--- Start of Record list ---

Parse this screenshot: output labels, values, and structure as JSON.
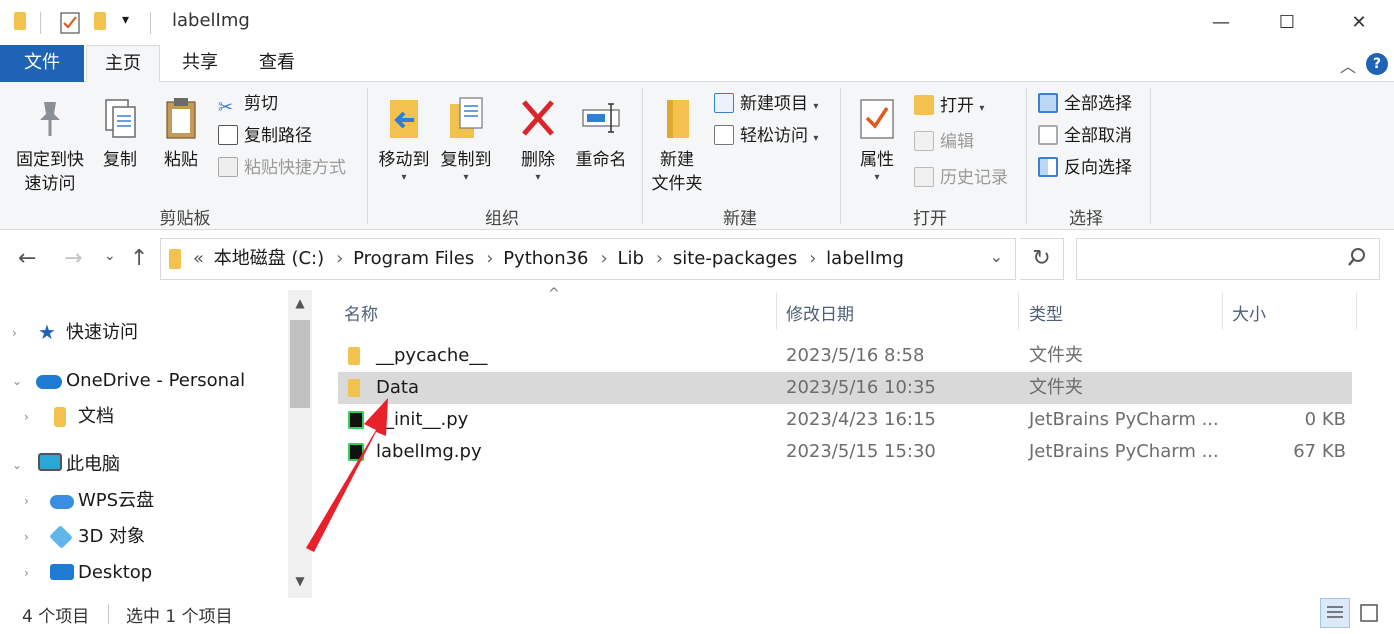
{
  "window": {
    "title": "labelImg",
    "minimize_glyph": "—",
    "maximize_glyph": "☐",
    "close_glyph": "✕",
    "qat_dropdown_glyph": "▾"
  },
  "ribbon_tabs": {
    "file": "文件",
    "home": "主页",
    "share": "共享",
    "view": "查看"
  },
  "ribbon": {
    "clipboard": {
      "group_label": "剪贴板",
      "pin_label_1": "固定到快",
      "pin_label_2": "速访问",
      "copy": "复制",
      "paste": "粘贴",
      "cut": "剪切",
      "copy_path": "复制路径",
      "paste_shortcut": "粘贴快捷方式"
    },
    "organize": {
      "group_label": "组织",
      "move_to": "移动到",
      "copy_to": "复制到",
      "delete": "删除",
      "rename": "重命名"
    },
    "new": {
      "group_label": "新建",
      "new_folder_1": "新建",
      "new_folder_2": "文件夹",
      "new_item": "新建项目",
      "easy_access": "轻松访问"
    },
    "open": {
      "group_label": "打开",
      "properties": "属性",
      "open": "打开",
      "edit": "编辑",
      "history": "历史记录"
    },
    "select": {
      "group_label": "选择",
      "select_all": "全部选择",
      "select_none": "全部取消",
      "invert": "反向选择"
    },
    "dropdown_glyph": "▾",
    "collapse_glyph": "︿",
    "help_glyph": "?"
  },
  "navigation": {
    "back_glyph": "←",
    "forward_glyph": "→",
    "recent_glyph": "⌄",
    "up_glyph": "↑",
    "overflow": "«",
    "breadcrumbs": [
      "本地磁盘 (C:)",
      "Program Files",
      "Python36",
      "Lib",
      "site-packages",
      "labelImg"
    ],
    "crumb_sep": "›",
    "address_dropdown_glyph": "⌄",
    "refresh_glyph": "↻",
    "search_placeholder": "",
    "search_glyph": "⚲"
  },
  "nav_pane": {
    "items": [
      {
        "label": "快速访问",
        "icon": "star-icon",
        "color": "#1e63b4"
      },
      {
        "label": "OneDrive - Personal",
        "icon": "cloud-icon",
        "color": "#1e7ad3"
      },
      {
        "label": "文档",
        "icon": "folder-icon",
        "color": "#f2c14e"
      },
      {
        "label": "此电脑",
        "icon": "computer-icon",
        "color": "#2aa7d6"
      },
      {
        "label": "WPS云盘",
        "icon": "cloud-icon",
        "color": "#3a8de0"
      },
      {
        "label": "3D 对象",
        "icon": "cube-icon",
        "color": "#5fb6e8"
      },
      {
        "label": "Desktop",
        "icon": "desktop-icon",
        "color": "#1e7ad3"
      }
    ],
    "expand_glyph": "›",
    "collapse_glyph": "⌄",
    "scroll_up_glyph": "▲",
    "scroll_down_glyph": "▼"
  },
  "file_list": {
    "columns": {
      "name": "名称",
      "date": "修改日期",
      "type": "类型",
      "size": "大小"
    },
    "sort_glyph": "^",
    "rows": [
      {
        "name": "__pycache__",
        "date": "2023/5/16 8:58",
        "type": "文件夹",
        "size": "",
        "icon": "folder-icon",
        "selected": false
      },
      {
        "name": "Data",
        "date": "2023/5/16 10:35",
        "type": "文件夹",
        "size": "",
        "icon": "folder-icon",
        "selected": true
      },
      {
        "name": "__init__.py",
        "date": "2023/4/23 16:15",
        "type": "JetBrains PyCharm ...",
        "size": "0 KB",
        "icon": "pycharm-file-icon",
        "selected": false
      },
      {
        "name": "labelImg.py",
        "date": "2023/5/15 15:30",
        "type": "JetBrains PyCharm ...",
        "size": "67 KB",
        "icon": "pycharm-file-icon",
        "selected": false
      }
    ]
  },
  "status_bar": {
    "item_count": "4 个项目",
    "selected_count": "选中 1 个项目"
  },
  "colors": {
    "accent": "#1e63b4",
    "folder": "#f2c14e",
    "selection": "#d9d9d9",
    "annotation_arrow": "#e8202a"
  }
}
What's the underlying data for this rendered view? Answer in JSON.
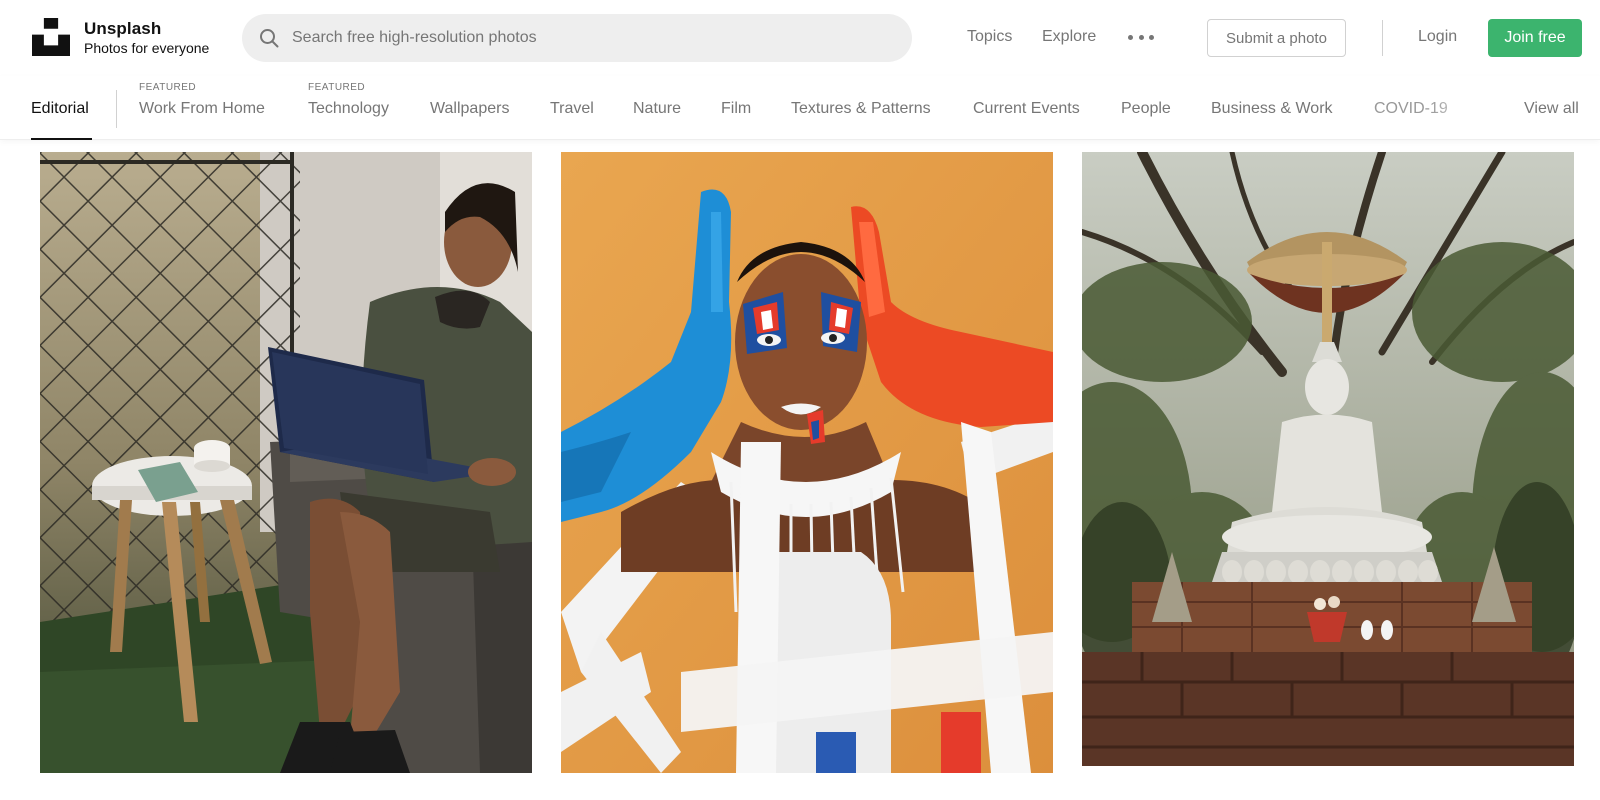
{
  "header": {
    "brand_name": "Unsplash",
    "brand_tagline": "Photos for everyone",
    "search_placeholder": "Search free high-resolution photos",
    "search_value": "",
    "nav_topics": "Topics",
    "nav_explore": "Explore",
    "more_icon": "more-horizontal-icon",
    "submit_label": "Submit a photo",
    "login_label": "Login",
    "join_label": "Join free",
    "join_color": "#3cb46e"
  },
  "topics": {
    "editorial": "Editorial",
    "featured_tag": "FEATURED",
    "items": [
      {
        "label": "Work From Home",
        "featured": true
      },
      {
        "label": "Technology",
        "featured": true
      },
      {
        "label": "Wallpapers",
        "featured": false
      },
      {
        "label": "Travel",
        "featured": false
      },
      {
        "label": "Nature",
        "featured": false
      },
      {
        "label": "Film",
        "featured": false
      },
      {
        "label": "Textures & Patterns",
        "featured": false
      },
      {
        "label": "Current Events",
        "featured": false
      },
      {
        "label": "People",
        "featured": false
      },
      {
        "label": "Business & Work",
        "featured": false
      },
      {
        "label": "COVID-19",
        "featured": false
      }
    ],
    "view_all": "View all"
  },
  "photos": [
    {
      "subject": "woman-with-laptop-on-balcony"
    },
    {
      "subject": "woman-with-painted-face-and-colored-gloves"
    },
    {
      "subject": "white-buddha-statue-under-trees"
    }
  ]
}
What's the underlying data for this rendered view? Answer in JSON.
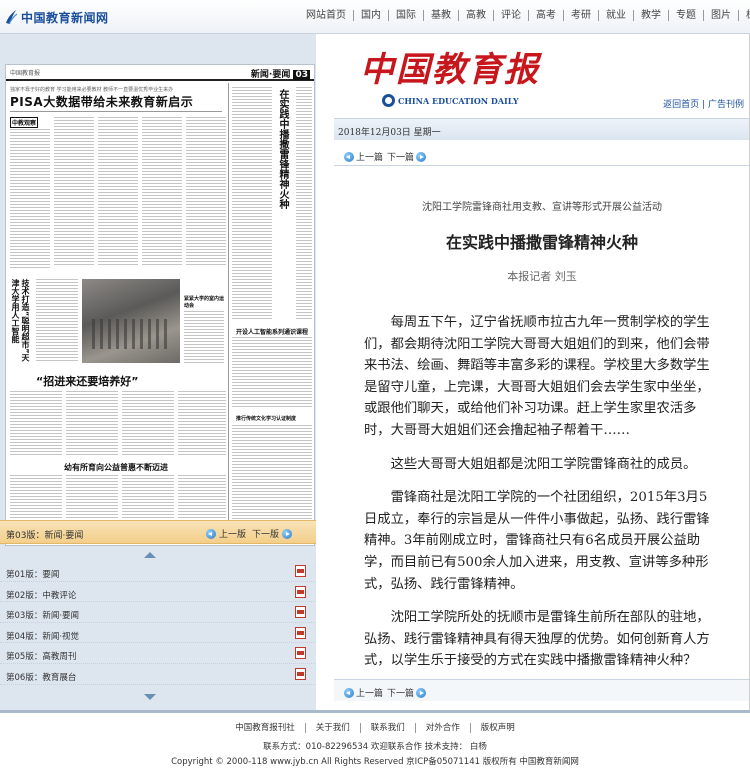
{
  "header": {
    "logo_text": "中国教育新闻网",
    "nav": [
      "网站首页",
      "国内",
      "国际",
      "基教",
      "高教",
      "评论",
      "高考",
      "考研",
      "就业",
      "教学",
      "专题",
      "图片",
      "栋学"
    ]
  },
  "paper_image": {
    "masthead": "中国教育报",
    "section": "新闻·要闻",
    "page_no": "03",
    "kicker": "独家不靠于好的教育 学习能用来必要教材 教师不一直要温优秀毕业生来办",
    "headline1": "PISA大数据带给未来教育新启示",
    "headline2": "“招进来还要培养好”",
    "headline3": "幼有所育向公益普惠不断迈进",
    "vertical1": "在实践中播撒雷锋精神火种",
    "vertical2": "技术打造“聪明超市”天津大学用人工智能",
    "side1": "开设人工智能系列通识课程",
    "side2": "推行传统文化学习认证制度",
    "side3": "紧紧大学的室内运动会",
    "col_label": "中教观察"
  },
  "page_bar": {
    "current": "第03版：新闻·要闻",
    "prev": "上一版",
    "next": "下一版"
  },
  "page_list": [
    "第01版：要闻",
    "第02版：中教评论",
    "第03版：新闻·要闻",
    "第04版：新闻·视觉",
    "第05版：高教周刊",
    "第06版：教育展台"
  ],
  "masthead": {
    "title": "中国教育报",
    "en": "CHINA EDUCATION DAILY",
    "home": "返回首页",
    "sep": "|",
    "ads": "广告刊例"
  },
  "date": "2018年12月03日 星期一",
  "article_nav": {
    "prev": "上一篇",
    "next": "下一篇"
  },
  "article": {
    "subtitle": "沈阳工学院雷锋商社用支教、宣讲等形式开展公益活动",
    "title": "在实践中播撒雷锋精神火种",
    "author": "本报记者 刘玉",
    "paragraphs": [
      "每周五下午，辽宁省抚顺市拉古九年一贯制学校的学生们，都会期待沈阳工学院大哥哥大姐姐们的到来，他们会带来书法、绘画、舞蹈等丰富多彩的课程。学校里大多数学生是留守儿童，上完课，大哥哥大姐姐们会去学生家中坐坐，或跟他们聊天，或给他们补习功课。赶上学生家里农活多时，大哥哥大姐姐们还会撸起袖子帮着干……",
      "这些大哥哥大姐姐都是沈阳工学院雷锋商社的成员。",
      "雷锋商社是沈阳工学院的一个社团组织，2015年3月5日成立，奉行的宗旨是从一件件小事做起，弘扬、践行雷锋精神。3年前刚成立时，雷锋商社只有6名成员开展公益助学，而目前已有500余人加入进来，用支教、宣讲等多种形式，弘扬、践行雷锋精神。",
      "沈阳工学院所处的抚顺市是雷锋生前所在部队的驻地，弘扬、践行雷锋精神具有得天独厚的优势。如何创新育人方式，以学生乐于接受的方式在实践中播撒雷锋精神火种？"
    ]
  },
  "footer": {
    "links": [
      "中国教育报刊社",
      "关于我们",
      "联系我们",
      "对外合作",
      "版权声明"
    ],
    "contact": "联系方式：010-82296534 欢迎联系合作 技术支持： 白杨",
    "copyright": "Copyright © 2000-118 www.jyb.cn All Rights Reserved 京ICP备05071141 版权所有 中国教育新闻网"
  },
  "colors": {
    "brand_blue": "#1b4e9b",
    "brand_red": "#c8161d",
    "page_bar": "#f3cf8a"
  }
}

--- End of Record list ---

*Exercise directions*
Look through the data and gather every line with the string "date" in it.

*Task result*
      "date": "修改日期",
        "date": "2023/5/16 8:58",
        "date": "2023/5/16 10:35",
        "date": "2023/4/23 16:15",
        "date": "2023/5/15 15:30",
  "date": "2018年12月03日 星期一",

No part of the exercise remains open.